What the task requires - Without including any pictures, write out all the entries exactly.

------------------------

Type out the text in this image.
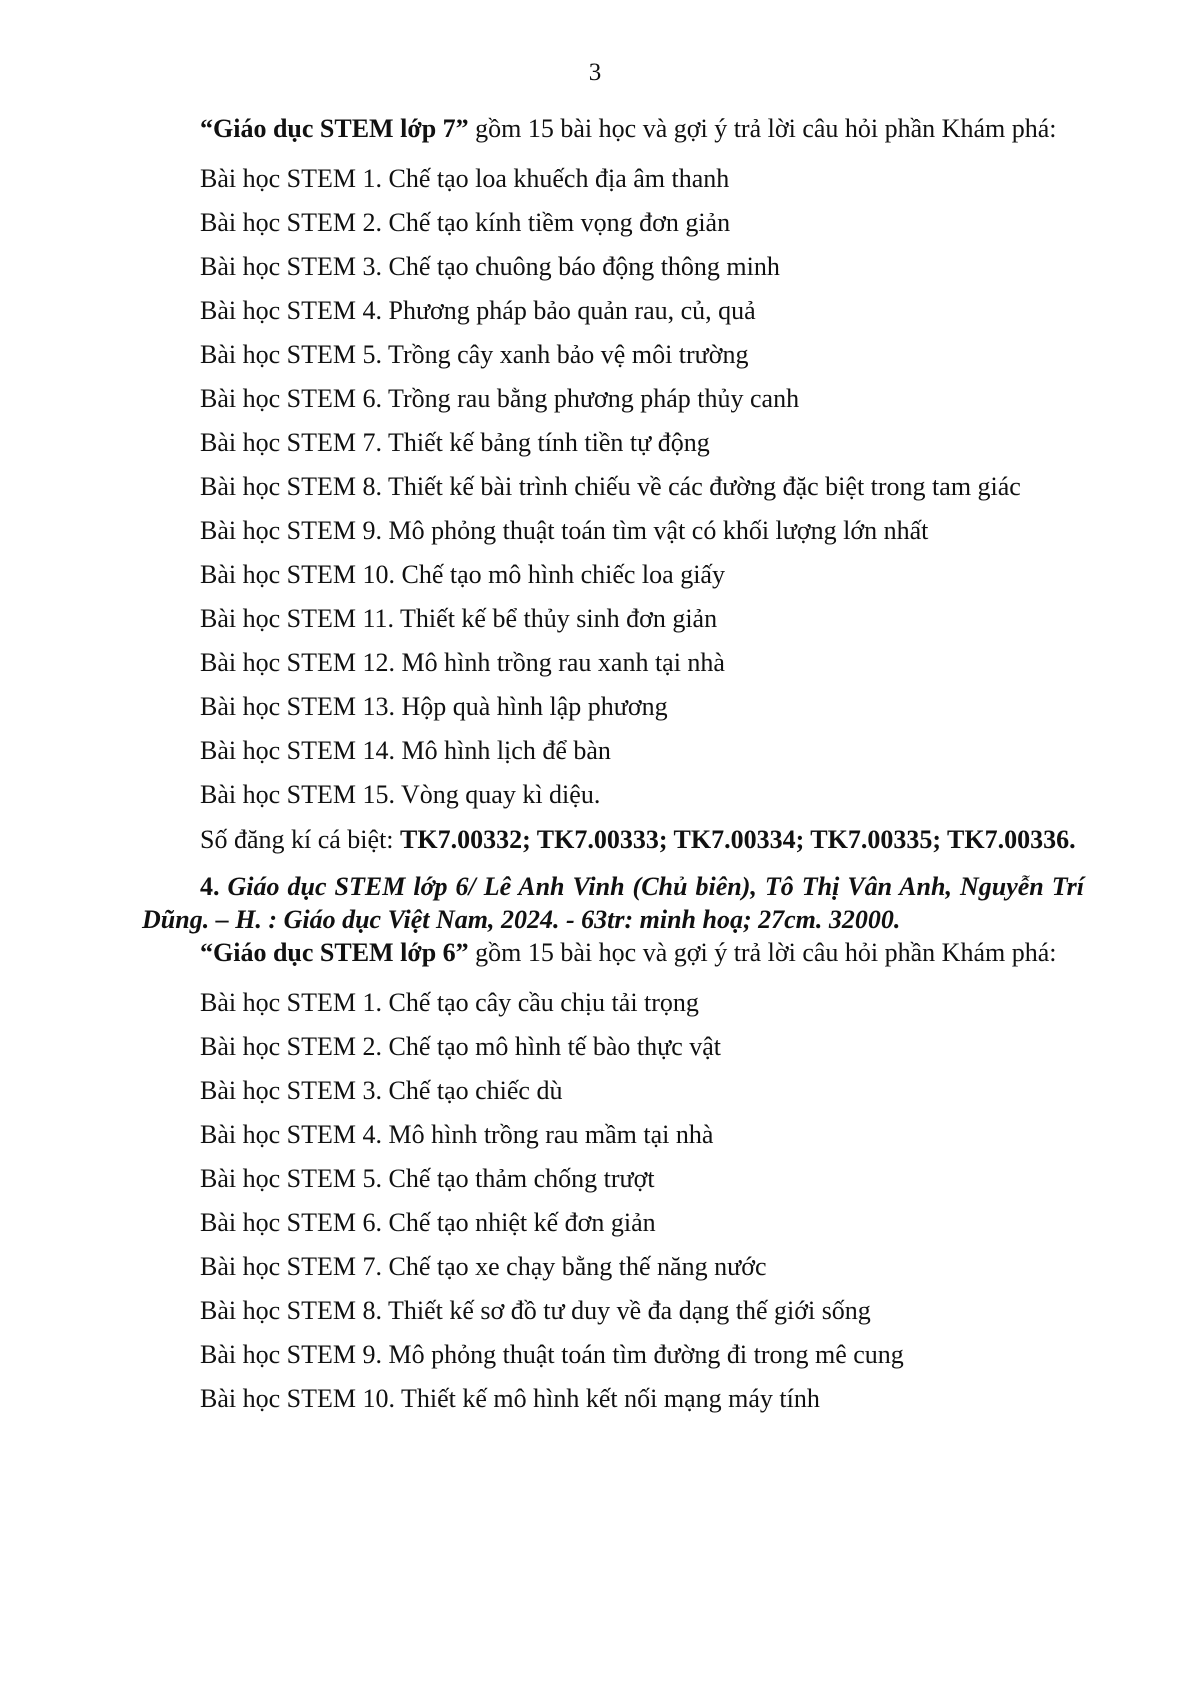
3

“Giáo dục STEM lớp 7” gồm 15 bài học và gợi ý trả lời câu hỏi phần Khám phá:

Bài học STEM 1. Chế tạo loa khuếch địa âm thanh

Bài học STEM 2. Chế tạo kính tiềm vọng đơn giản

Bài học STEM 3. Chế tạo chuông báo động thông minh

Bài học STEM 4. Phương pháp bảo quản rau, củ, quả

Bài học STEM 5. Trồng cây xanh bảo vệ môi trường

Bài học STEM 6. Trồng rau bằng phương pháp thủy canh

Bài học STEM 7. Thiết kế bảng tính tiền tự động

Bài học STEM 8. Thiết kế bài trình chiếu về các đường đặc biệt trong tam giác

Bài học STEM 9. Mô phỏng thuật toán tìm vật có khối lượng lớn nhất

Bài học STEM 10. Chế tạo mô hình chiếc loa giấy

Bài học STEM 11. Thiết kế bể thủy sinh đơn giản

Bài học STEM 12. Mô hình trồng rau xanh tại nhà

Bài học STEM 13. Hộp quà hình lập phương

Bài học STEM 14. Mô hình lịch để bàn

Bài học STEM 15. Vòng quay kì diệu.

Số đăng kí cá biệt: TK7.00332; TK7.00333; TK7.00334; TK7.00335; TK7.00336.

4. Giáo dục STEM lớp 6/ Lê Anh Vinh (Chủ biên), Tô Thị Vân Anh, Nguyễn Trí Dũng. – H. : Giáo dục Việt Nam, 2024. - 63tr: minh hoạ; 27cm. 32000.

“Giáo dục STEM lớp 6” gồm 15 bài học và gợi ý trả lời câu hỏi phần Khám phá:

Bài học STEM 1. Chế tạo cây cầu chịu tải trọng

Bài học STEM 2. Chế tạo mô hình tế bào thực vật

Bài học STEM 3. Chế tạo chiếc dù

Bài học STEM 4. Mô hình trồng rau mầm tại nhà

Bài học STEM 5. Chế tạo thảm chống trượt

Bài học STEM 6. Chế tạo nhiệt kế đơn giản

Bài học STEM 7. Chế tạo xe chạy bằng thế năng nước

Bài học STEM 8. Thiết kế sơ đồ tư duy về đa dạng thế giới sống

Bài học STEM 9. Mô phỏng thuật toán tìm đường đi trong mê cung

Bài học STEM 10. Thiết kế mô hình kết nối mạng máy tính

------------------------

Problem solution -
Type out the text in this image.
3

“Giáo dục STEM lớp 7” gồm 15 bài học và gợi ý trả lời câu hỏi phần Khám phá:

Bài học STEM 1. Chế tạo loa khuếch địa âm thanh

Bài học STEM 2. Chế tạo kính tiềm vọng đơn giản

Bài học STEM 3. Chế tạo chuông báo động thông minh

Bài học STEM 4. Phương pháp bảo quản rau, củ, quả

Bài học STEM 5. Trồng cây xanh bảo vệ môi trường

Bài học STEM 6. Trồng rau bằng phương pháp thủy canh

Bài học STEM 7. Thiết kế bảng tính tiền tự động

Bài học STEM 8. Thiết kế bài trình chiếu về các đường đặc biệt trong tam giác

Bài học STEM 9. Mô phỏng thuật toán tìm vật có khối lượng lớn nhất

Bài học STEM 10. Chế tạo mô hình chiếc loa giấy

Bài học STEM 11. Thiết kế bể thủy sinh đơn giản

Bài học STEM 12. Mô hình trồng rau xanh tại nhà

Bài học STEM 13. Hộp quà hình lập phương

Bài học STEM 14. Mô hình lịch để bàn

Bài học STEM 15. Vòng quay kì diệu.

Số đăng kí cá biệt: TK7.00332; TK7.00333; TK7.00334; TK7.00335; TK7.00336.

4. Giáo dục STEM lớp 6/ Lê Anh Vinh (Chủ biên), Tô Thị Vân Anh, Nguyễn Trí Dũng. – H. : Giáo dục Việt Nam, 2024. - 63tr: minh hoạ; 27cm. 32000.

“Giáo dục STEM lớp 6” gồm 15 bài học và gợi ý trả lời câu hỏi phần Khám phá:

Bài học STEM 1. Chế tạo cây cầu chịu tải trọng

Bài học STEM 2. Chế tạo mô hình tế bào thực vật

Bài học STEM 3. Chế tạo chiếc dù

Bài học STEM 4. Mô hình trồng rau mầm tại nhà

Bài học STEM 5. Chế tạo thảm chống trượt

Bài học STEM 6. Chế tạo nhiệt kế đơn giản

Bài học STEM 7. Chế tạo xe chạy bằng thế năng nước

Bài học STEM 8. Thiết kế sơ đồ tư duy về đa dạng thế giới sống

Bài học STEM 9. Mô phỏng thuật toán tìm đường đi trong mê cung

Bài học STEM 10. Thiết kế mô hình kết nối mạng máy tính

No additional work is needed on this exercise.